Each line containing the word "content" should be found and copied.

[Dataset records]
----
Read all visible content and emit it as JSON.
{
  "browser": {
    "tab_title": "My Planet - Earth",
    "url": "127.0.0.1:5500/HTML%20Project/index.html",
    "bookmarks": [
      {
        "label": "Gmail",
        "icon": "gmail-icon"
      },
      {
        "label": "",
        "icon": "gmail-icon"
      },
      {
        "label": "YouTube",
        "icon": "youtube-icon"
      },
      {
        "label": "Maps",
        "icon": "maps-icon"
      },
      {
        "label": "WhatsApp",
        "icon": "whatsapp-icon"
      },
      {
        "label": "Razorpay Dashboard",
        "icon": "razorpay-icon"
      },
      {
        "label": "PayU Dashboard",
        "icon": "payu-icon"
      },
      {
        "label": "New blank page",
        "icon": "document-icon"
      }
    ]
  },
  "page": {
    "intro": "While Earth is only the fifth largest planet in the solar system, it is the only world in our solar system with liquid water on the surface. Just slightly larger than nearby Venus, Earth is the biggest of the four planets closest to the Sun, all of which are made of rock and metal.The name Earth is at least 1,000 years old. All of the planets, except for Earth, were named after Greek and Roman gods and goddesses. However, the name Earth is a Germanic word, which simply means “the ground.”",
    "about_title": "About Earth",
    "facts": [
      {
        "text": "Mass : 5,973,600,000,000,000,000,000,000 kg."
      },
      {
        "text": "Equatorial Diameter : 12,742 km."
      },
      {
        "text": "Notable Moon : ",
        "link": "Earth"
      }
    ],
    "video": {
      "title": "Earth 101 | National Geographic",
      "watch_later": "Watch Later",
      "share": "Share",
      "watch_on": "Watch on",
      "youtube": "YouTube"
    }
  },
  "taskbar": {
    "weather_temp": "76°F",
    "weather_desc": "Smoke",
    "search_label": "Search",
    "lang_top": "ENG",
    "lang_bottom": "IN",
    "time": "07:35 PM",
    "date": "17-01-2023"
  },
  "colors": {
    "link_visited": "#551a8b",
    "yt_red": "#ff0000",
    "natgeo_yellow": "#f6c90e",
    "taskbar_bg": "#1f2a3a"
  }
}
----
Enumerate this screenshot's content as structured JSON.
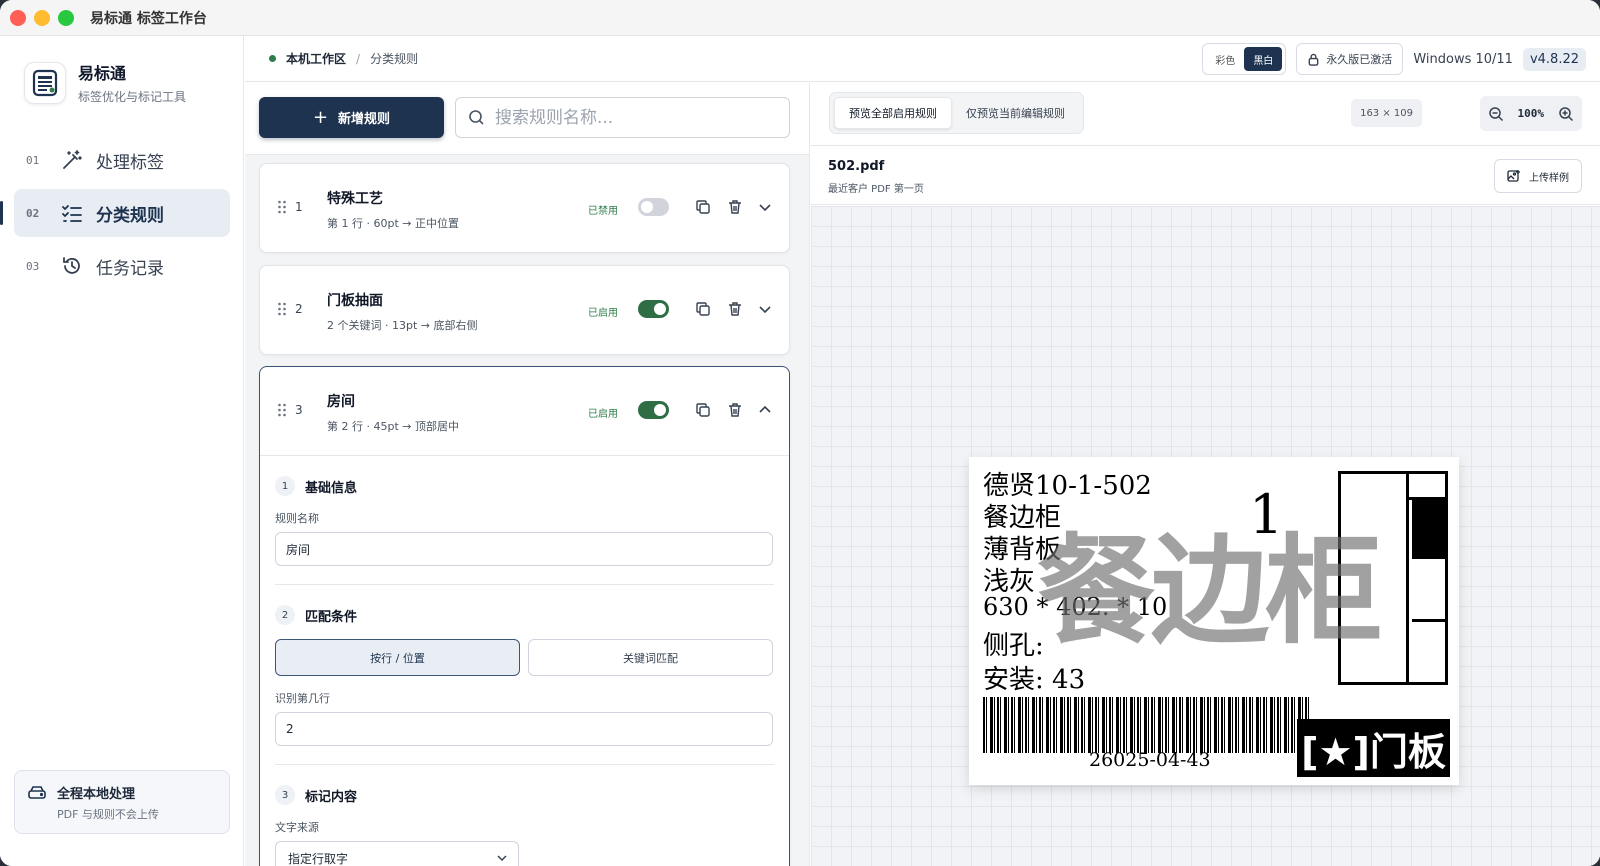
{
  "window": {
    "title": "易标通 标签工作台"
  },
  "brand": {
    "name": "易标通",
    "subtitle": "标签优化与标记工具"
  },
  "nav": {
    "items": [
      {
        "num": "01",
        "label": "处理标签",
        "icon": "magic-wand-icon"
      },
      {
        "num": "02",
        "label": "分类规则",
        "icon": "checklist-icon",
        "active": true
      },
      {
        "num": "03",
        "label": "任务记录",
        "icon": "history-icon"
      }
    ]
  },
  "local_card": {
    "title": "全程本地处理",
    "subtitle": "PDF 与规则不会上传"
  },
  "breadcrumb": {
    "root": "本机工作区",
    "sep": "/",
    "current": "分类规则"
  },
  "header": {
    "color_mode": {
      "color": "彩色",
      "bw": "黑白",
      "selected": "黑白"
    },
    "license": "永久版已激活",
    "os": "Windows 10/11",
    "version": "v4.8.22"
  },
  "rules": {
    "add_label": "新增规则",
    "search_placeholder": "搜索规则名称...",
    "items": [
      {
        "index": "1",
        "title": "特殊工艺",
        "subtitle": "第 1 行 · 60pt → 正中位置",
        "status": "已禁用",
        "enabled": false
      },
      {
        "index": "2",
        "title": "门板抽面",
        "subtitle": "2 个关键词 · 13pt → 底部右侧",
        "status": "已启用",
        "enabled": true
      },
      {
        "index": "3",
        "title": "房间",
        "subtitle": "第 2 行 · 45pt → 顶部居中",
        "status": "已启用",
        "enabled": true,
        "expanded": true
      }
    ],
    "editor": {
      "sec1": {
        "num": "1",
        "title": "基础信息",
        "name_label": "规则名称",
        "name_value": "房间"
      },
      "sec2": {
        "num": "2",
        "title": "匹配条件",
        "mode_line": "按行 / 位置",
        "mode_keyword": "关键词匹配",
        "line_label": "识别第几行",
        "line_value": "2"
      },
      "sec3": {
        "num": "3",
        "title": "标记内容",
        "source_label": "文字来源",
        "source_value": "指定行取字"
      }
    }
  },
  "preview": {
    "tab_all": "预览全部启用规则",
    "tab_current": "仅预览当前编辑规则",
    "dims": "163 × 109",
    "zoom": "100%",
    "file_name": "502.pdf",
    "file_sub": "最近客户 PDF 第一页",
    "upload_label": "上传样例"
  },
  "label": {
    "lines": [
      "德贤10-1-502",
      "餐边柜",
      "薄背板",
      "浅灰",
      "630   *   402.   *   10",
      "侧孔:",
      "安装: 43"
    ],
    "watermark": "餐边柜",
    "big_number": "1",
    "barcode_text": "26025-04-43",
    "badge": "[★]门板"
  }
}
----
▶ _RESPONSE BELOW_:
Read all visible content and emit it as JSON.
Enumerate this screenshot's content as structured JSON.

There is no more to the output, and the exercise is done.